Each line that holds the word "triangle" counts once; report how many lines do so and nothing else.

== DATASET

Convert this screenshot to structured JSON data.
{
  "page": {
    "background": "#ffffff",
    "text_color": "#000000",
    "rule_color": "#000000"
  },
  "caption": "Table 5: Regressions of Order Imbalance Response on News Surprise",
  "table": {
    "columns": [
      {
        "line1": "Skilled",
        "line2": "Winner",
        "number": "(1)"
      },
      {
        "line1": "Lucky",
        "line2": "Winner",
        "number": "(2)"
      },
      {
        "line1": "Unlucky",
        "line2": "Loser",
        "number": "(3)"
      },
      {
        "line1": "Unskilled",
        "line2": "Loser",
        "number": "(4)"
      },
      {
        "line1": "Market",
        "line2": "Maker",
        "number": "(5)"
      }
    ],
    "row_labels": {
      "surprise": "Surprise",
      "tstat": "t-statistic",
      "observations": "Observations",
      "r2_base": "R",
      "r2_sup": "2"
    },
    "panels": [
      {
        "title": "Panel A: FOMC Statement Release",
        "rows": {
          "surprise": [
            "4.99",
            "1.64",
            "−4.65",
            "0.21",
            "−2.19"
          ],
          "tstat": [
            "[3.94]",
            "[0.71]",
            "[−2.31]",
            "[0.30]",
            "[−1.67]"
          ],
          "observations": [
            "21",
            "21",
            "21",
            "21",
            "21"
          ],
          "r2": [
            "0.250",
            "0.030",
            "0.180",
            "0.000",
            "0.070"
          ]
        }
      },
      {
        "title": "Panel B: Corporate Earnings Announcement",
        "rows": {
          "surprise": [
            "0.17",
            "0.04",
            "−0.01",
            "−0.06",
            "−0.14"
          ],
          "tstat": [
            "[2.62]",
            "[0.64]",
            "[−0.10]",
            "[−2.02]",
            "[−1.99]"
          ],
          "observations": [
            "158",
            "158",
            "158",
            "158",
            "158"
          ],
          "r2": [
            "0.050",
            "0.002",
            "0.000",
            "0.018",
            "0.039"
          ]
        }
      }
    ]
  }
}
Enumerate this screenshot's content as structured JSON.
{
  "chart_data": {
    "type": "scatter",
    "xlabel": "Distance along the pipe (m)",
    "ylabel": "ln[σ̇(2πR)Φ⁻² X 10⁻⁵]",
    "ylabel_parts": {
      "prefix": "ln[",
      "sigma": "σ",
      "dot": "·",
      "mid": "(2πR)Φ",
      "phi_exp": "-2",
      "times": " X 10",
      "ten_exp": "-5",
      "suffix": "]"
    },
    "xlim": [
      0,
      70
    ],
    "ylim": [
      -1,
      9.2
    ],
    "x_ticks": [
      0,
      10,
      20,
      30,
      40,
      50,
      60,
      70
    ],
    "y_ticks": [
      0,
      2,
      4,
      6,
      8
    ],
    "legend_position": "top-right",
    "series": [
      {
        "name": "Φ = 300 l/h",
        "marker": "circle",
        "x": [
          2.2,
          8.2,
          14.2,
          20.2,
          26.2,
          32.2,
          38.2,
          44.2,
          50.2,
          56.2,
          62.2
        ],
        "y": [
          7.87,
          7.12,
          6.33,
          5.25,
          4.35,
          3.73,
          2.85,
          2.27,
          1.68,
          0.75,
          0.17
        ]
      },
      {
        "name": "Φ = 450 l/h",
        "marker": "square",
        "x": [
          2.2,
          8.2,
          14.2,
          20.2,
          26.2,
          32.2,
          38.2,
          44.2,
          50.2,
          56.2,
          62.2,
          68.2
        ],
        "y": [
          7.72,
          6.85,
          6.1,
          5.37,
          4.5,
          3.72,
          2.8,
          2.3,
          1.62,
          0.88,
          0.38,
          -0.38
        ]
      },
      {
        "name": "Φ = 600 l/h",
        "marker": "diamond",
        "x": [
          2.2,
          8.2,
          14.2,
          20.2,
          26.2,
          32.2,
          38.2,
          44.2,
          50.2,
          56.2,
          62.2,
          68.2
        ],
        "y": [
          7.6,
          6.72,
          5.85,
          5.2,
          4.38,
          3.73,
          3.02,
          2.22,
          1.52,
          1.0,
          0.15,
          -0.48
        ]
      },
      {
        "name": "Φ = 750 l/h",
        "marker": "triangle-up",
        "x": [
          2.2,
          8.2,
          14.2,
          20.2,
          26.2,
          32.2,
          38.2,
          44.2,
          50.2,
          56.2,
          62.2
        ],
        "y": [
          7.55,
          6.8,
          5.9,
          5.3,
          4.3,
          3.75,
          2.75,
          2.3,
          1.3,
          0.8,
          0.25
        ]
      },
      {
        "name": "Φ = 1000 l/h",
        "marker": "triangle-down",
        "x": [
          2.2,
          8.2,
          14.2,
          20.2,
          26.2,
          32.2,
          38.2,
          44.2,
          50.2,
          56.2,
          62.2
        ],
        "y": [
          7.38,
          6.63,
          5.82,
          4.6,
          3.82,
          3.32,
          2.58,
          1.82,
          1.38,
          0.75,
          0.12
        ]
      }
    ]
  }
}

====

• **ANSWER IN FULL**
2